--- Start of Source data ---
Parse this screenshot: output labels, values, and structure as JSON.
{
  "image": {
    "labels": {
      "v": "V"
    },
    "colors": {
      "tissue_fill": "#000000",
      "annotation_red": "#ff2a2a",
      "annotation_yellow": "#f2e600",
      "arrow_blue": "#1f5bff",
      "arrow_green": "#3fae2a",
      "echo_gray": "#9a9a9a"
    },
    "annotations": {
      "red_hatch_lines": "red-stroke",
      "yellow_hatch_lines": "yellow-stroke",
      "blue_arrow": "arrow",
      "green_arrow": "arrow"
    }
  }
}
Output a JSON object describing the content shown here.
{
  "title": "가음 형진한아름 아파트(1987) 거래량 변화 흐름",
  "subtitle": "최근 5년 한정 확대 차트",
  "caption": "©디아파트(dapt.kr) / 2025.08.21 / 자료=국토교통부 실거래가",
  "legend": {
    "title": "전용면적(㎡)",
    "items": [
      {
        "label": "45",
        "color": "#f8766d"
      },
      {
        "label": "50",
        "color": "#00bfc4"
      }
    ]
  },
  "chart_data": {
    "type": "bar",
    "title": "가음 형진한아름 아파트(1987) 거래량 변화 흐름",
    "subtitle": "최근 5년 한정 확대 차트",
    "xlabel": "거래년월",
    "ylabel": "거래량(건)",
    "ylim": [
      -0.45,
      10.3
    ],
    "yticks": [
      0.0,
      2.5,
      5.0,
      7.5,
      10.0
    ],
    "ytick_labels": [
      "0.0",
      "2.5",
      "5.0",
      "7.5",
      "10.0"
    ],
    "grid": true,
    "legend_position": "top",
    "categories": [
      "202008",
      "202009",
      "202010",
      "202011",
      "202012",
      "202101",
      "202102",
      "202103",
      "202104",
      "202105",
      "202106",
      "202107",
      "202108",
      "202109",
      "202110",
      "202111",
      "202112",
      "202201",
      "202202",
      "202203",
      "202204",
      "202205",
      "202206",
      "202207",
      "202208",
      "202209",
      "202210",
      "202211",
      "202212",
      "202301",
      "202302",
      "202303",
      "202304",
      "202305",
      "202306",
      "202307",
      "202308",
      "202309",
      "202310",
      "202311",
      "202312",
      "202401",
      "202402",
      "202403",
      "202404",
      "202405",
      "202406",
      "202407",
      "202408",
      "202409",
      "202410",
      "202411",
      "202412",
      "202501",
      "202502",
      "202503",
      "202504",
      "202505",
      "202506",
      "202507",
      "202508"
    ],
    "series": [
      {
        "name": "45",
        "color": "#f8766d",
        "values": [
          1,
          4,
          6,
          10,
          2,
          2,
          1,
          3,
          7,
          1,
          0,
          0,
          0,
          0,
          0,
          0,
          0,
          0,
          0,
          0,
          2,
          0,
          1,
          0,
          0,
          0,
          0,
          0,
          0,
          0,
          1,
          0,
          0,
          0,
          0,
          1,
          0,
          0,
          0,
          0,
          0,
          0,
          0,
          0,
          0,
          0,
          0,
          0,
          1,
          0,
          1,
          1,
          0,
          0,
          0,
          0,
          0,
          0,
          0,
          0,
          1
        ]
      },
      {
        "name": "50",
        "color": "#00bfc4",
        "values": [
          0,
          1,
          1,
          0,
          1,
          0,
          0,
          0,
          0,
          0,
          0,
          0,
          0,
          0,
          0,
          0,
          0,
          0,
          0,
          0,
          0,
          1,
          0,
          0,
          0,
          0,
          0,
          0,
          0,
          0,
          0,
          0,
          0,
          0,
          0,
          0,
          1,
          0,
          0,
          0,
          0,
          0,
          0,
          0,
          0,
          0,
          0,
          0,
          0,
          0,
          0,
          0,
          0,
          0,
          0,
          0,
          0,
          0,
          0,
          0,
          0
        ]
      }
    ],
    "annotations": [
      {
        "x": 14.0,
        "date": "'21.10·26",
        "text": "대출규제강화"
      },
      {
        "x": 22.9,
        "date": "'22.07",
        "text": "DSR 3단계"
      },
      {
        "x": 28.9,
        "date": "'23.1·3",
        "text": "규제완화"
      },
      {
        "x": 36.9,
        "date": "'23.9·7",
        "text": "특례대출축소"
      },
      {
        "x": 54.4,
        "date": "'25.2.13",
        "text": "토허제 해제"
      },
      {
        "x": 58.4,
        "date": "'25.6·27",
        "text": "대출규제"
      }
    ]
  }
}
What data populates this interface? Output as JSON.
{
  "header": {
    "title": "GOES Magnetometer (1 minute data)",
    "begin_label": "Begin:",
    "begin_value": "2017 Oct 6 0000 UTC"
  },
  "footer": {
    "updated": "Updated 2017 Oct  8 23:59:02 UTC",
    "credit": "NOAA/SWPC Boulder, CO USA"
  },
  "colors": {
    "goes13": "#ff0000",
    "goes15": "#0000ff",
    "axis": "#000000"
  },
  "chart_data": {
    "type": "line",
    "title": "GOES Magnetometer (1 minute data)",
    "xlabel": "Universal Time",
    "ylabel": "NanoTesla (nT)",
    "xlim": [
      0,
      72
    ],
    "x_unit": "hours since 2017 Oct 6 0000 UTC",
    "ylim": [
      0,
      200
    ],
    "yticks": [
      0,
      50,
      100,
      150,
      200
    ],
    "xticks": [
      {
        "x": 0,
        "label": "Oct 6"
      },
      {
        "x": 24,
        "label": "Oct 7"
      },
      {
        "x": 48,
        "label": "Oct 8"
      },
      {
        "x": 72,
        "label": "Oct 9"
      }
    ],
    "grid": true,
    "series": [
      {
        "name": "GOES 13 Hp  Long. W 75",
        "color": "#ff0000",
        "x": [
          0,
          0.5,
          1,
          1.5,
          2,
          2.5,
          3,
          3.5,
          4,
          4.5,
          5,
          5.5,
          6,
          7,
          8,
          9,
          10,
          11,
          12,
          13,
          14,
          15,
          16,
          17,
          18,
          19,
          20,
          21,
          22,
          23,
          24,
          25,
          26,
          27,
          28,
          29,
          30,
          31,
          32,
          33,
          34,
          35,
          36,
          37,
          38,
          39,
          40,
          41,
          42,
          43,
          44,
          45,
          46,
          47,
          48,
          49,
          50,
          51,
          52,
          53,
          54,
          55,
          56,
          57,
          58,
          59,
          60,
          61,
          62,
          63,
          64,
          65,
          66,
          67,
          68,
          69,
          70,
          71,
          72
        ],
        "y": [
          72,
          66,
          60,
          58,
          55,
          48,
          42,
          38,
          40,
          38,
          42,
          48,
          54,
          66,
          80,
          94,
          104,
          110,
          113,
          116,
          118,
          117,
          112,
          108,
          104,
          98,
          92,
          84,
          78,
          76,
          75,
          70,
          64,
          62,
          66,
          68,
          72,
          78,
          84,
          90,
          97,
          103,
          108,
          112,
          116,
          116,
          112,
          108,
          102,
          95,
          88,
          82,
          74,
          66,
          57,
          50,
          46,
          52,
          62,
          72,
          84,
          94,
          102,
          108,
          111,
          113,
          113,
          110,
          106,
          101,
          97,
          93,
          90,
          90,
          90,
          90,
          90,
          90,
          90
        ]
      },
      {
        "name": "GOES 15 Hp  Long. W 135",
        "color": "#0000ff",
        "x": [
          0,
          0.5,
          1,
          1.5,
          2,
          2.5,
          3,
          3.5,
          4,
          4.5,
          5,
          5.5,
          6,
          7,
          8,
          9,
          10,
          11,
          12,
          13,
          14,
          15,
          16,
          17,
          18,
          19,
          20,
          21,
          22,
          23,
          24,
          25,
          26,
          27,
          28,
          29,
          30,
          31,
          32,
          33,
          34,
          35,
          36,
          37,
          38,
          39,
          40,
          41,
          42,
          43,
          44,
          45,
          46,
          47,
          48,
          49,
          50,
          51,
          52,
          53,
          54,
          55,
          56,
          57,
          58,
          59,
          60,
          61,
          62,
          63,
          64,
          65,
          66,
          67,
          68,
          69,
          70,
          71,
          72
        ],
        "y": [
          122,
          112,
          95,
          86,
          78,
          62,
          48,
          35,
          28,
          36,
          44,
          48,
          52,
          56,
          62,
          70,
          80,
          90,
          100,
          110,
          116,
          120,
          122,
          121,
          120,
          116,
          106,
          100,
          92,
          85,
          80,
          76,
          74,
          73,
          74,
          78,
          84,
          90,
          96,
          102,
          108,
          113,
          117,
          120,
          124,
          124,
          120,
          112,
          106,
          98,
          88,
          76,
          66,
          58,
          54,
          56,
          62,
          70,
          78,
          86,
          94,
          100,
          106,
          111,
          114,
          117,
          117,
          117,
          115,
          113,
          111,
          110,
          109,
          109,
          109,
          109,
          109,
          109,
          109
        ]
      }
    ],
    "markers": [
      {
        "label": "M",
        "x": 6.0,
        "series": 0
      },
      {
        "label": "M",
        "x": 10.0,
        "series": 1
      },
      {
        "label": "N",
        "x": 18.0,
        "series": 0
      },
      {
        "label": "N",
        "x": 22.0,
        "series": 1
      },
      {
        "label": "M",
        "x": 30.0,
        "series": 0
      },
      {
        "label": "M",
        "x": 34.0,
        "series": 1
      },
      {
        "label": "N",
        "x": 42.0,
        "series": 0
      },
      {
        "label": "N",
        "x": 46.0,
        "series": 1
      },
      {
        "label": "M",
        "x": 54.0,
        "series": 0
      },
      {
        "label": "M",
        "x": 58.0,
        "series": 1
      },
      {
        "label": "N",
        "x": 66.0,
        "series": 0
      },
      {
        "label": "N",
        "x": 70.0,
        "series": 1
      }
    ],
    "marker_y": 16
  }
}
--- End of Source data ---
* **Challenge**: Look through the data and show every line containing "this".

* **Expected output**:
Parse this screenshot: output labels, values, and structure as JSON.
What data populates this interface? Output as JSON.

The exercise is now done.